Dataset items
________________

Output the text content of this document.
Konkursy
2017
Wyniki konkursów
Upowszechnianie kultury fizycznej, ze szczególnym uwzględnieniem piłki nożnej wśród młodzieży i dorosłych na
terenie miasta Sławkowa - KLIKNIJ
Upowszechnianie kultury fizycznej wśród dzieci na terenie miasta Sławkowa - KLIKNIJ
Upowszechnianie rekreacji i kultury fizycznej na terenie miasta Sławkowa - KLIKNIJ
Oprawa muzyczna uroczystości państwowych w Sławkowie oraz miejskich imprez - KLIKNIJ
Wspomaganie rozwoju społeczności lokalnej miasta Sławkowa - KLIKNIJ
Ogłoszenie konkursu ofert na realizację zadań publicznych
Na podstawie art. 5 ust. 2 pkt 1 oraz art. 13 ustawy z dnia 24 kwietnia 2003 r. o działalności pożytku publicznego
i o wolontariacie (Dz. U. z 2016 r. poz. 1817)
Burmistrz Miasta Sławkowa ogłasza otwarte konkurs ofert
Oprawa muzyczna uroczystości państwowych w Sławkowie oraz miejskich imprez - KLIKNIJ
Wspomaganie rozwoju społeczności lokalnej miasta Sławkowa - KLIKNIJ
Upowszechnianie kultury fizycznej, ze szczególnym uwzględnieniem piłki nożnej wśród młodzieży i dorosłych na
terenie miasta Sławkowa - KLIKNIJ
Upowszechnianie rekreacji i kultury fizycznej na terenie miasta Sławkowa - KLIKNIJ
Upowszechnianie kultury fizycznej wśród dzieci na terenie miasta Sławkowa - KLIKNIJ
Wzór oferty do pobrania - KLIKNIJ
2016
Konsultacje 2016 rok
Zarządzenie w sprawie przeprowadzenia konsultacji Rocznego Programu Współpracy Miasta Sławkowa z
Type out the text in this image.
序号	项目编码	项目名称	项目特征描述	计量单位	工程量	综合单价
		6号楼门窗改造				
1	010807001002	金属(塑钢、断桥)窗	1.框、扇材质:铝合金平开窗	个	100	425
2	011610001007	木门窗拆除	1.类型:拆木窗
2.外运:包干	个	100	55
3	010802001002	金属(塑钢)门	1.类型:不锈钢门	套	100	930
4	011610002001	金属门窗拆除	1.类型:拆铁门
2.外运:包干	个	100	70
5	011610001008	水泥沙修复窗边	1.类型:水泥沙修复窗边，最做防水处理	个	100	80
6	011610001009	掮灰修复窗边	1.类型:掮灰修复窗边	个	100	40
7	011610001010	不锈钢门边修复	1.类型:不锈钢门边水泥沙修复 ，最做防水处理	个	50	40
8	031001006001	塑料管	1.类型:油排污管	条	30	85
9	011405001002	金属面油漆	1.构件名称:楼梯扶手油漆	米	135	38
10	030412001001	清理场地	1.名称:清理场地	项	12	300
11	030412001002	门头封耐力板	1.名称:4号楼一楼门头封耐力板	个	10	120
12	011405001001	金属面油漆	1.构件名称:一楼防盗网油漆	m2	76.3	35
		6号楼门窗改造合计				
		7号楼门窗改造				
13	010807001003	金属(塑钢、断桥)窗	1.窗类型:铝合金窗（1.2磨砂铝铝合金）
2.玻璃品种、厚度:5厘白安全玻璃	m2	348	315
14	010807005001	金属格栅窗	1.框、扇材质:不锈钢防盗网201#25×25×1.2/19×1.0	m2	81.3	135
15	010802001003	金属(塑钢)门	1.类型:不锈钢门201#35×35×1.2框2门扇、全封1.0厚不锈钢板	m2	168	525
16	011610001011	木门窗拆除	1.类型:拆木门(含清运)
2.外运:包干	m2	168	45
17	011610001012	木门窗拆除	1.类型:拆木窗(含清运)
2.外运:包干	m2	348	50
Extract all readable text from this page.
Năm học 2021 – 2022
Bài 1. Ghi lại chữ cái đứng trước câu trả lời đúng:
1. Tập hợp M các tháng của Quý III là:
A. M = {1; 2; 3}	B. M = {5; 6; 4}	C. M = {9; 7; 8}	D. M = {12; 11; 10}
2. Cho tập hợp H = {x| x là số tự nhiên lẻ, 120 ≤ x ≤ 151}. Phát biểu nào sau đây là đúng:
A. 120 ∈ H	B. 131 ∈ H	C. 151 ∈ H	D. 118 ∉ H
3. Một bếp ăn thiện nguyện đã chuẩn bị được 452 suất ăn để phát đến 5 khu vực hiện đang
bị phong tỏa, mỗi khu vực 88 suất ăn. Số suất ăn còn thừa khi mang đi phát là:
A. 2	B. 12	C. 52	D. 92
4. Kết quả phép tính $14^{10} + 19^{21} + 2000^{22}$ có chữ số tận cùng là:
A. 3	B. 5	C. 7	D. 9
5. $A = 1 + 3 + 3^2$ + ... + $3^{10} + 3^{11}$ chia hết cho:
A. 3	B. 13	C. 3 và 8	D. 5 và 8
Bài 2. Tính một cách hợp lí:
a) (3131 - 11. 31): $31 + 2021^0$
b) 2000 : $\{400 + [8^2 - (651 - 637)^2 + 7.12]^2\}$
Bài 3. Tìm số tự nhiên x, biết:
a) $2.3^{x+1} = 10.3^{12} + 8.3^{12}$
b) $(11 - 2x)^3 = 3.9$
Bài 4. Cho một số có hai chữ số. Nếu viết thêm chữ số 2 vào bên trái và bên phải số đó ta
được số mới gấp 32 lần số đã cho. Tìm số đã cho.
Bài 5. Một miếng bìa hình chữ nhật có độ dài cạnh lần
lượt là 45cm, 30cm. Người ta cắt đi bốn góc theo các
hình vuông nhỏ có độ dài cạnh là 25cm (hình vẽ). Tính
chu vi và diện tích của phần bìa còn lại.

________________

WHAT NEEDS TO BE DONE: Copy every record exactly as presented.

TASK SOLUTION:
Output the text content of this document.
Konkursy
2017
Wyniki konkursów
Upowszechnianie kultury fizycznej, ze szczególnym uwzględnieniem piłki nożnej wśród młodzieży i dorosłych na
terenie miasta Sławkowa - KLIKNIJ
Upowszechnianie kultury fizycznej wśród dzieci na terenie miasta Sławkowa - KLIKNIJ
Upowszechnianie rekreacji i kultury fizycznej na terenie miasta Sławkowa - KLIKNIJ
Oprawa muzyczna uroczystości państwowych w Sławkowie oraz miejskich imprez - KLIKNIJ
Wspomaganie rozwoju społeczności lokalnej miasta Sławkowa - KLIKNIJ
Ogłoszenie konkursu ofert na realizację zadań publicznych
Na podstawie art. 5 ust. 2 pkt 1 oraz art. 13 ustawy z dnia 24 kwietnia 2003 r. o działalności pożytku publicznego
i o wolontariacie (Dz. U. z 2016 r. poz. 1817)
Burmistrz Miasta Sławkowa ogłasza otwarte konkurs ofert
Oprawa muzyczna uroczystości państwowych w Sławkowie oraz miejskich imprez - KLIKNIJ
Wspomaganie rozwoju społeczności lokalnej miasta Sławkowa - KLIKNIJ
Upowszechnianie kultury fizycznej, ze szczególnym uwzględnieniem piłki nożnej wśród młodzieży i dorosłych na
terenie miasta Sławkowa - KLIKNIJ
Upowszechnianie rekreacji i kultury fizycznej na terenie miasta Sławkowa - KLIKNIJ
Upowszechnianie kultury fizycznej wśród dzieci na terenie miasta Sławkowa - KLIKNIJ
Wzór oferty do pobrania - KLIKNIJ
2016
Konsultacje 2016 rok
Zarządzenie w sprawie przeprowadzenia konsultacji Rocznego Programu Współpracy Miasta Sławkowa z
Type out the text in this image.
序号	项目编码	项目名称	项目特征描述	计量单位	工程量	综合单价
		6号楼门窗改造				
1	010807001002	金属(塑钢、断桥)窗	1.框、扇材质:铝合金平开窗	个	100	425
2	011610001007	木门窗拆除	1.类型:拆木窗
2.外运:包干	个	100	55
3	010802001002	金属(塑钢)门	1.类型:不锈钢门	套	100	930
4	011610002001	金属门窗拆除	1.类型:拆铁门
2.外运:包干	个	100	70
5	011610001008	水泥沙修复窗边	1.类型:水泥沙修复窗边，最做防水处理	个	100	80
6	011610001009	掮灰修复窗边	1.类型:掮灰修复窗边	个	100	40
7	011610001010	不锈钢门边修复	1.类型:不锈钢门边水泥沙修复 ，最做防水处理	个	50	40
8	031001006001	塑料管	1.类型:油排污管	条	30	85
9	011405001002	金属面油漆	1.构件名称:楼梯扶手油漆	米	135	38
10	030412001001	清理场地	1.名称:清理场地	项	12	300
11	030412001002	门头封耐力板	1.名称:4号楼一楼门头封耐力板	个	10	120
12	011405001001	金属面油漆	1.构件名称:一楼防盗网油漆	m2	76.3	35
		6号楼门窗改造合计				
		7号楼门窗改造				
13	010807001003	金属(塑钢、断桥)窗	1.窗类型:铝合金窗（1.2磨砂铝铝合金）
2.玻璃品种、厚度:5厘白安全玻璃	m2	348	315
14	010807005001	金属格栅窗	1.框、扇材质:不锈钢防盗网201#25×25×1.2/19×1.0	m2	81.3	135
15	010802001003	金属(塑钢)门	1.类型:不锈钢门201#35×35×1.2框2门扇、全封1.0厚不锈钢板	m2	168	525
16	011610001011	木门窗拆除	1.类型:拆木门(含清运)
2.外运:包干	m2	168	45
17	011610001012	木门窗拆除	1.类型:拆木窗(含清运)
2.外运:包干	m2	348	50
Extract all readable text from this page.
Năm học 2021 – 2022
Bài 1. Ghi lại chữ cái đứng trước câu trả lời đúng:
1. Tập hợp M các tháng của Quý III là:
A. M = {1; 2; 3}	B. M = {5; 6; 4}	C. M = {9; 7; 8}	D. M = {12; 11; 10}
2. Cho tập hợp H = {x| x là số tự nhiên lẻ, 120 ≤ x ≤ 151}. Phát biểu nào sau đây là đúng:
A. 120 ∈ H	B. 131 ∈ H	C. 151 ∈ H	D. 118 ∉ H
3. Một bếp ăn thiện nguyện đã chuẩn bị được 452 suất ăn để phát đến 5 khu vực hiện đang
bị phong tỏa, mỗi khu vực 88 suất ăn. Số suất ăn còn thừa khi mang đi phát là:
A. 2	B. 12	C. 52	D. 92
4. Kết quả phép tính $14^{10} + 19^{21} + 2000^{22}$ có chữ số tận cùng là:
A. 3	B. 5	C. 7	D. 9
5. $A = 1 + 3 + 3^2$ + ... + $3^{10} + 3^{11}$ chia hết cho:
A. 3	B. 13	C. 3 và 8	D. 5 và 8
Bài 2. Tính một cách hợp lí:
a) (3131 - 11. 31): $31 + 2021^0$
b) 2000 : $\{400 + [8^2 - (651 - 637)^2 + 7.12]^2\}$
Bài 3. Tìm số tự nhiên x, biết:
a) $2.3^{x+1} = 10.3^{12} + 8.3^{12}$
b) $(11 - 2x)^3 = 3.9$
Bài 4. Cho một số có hai chữ số. Nếu viết thêm chữ số 2 vào bên trái và bên phải số đó ta
được số mới gấp 32 lần số đã cho. Tìm số đã cho.
Bài 5. Một miếng bìa hình chữ nhật có độ dài cạnh lần
lượt là 45cm, 30cm. Người ta cắt đi bốn góc theo các
hình vuông nhỏ có độ dài cạnh là 25cm (hình vẽ). Tính
chu vi và diện tích của phần bìa còn lại.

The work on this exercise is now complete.